**Exercise:** Could you continue the SafeGuard Panel security text below from the point where it stops, picking up right after its final sentence?

Post-launch (within 90 days)

  • Wire govulncheck + npm audit into CI so new CVEs fail the build.
  • Stand up a vulnerability-disclosure program using the built-in security.txt feature (see §5).
  • Schedule recurring dependency upgrades and an annual third-party pentest.

5. Vulnerability disclosure

SafeGuard Panel ships a per-domain security.txt editor (RFC 9116). Publish a disclosure policy at /.well-known/security.txt with a security contact and encryption key so researchers can report responsibly. A bug-bounty program (HackerOne / Intigriti) is recommended once the panel is publicly hosting customer data.


6. Verifying releases (supply-chain integrity)

Every release attaches a SHA256SUMS file and a detached GPG signature SHA256SUMS.asc, signed by the SafeGuard release-signing key. The private key never resides on any download server, so a compromised mirror or CDN cannot forge a valid signature — it can only get caught.

**Study material:**

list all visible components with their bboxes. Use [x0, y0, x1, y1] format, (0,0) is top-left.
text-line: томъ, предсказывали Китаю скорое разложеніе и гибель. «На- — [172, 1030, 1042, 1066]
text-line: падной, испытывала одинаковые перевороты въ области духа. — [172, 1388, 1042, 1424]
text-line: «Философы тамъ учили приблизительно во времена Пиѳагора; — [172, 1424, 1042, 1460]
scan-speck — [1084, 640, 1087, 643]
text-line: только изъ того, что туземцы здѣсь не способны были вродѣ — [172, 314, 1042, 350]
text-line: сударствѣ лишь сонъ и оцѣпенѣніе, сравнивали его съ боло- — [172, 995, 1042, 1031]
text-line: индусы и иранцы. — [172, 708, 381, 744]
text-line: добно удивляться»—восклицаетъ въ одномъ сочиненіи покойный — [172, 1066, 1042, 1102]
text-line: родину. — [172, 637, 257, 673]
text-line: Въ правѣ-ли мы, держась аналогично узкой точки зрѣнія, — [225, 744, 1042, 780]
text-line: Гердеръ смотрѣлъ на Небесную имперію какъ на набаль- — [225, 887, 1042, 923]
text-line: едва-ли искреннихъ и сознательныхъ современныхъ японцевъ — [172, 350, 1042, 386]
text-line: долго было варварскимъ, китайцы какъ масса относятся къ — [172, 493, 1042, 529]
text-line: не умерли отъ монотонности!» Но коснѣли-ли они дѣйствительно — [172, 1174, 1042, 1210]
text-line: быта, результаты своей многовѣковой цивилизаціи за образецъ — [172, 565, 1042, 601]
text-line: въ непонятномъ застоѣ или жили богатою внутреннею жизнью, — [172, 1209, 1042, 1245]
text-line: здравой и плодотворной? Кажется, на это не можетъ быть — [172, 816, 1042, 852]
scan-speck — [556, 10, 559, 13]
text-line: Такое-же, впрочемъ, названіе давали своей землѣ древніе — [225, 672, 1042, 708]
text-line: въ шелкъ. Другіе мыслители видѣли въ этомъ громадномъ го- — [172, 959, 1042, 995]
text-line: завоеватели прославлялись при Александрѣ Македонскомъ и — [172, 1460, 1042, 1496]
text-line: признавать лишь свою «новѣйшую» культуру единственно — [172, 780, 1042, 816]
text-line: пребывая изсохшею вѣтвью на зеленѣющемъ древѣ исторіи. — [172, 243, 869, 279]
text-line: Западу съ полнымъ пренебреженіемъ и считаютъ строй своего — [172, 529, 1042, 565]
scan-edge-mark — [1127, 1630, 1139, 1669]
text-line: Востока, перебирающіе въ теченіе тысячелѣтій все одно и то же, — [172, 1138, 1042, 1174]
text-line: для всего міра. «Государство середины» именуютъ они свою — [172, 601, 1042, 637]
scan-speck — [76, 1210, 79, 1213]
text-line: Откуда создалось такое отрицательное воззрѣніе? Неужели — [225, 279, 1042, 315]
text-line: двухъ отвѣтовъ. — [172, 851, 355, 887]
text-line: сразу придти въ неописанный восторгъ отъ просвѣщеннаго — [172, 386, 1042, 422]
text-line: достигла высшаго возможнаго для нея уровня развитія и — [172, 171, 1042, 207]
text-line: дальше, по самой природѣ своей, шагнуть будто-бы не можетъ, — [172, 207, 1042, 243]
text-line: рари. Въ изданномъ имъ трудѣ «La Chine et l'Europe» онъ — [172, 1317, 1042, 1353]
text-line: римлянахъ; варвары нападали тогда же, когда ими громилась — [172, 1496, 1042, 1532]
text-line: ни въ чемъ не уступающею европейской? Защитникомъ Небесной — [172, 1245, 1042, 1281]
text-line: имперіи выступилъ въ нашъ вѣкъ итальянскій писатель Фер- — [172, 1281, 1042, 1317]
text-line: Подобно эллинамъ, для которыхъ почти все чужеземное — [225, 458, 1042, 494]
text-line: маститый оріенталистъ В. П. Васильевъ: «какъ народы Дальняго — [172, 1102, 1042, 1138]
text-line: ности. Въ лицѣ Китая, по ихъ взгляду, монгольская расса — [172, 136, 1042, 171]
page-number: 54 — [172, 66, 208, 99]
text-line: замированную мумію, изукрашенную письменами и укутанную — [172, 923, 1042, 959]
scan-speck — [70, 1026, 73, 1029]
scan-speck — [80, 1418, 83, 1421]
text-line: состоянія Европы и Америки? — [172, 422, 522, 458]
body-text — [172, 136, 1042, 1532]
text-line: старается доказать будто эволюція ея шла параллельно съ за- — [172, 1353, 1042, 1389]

**Your response:**
Release-signing key fingerprint:

6C5B CC89 94E4 529F F969  C946 A4A1 7D29 03CB 009F
SafeGuard Hosting (Release Signing) <[email protected]>

The public key is published with each release as safeguard-release-signing.asc (and in the repo at docs/keys/). To verify a download:

gpg --import safeguard-release-signing.asc
gpg --verify SHA256SUMS.asc SHA256SUMS     # expect: Good signature, matching fingerprint above
sha256sum -c SHA256SUMS --ignore-missing   # expect: every artifact OK

The installer performs this same check automatically: it carries the public key inline, fetches SHA256SUMS.asc, and aborts if the signature is present but does not verify. It is also wrapped so a truncated curl | bash download parses to completion before executing — a partial download runs nothing.

Operational note: protect the release-signing private key (offline backup; ideally a passphrase or hardware token for the long-term key). Its compromise would let an attacker sign malicious releases. Rotate via the published revocation certificate if ever exposed.

Third-party components installed at setup. SafeGuard's own binaries are signature-verified as above. The OS dependency stack (Nginx, PHP, MariaDB, PostgreSQL, BIND, …) is installed from the distribution + EPEL/Remi repositories with dnf gpgcheck left enabled, so every package is GPG-verified by the package manager — the same trust model cPanel/Plesk/Imunify rely on. Three components are pulled from their vendors at install time over HTTPS and run with elevated privilege; this is the vendor-recommended install path and an accepted, industry-standard inherited trust:

  • Adminer — pinned to a specific release and checksum-verified by the installer (no moving latest.php).
  • CSF (ConfigServer) and ImunifyAV (CloudLinux) — fetched from the vendors and run as root. CloudLinux ships ImunifyAV's actual agent via a GPG-signed repo; CSF is delivered as a tarball. A future hardening is to pin these to recorded checksums where the vendors publish stable artifacts.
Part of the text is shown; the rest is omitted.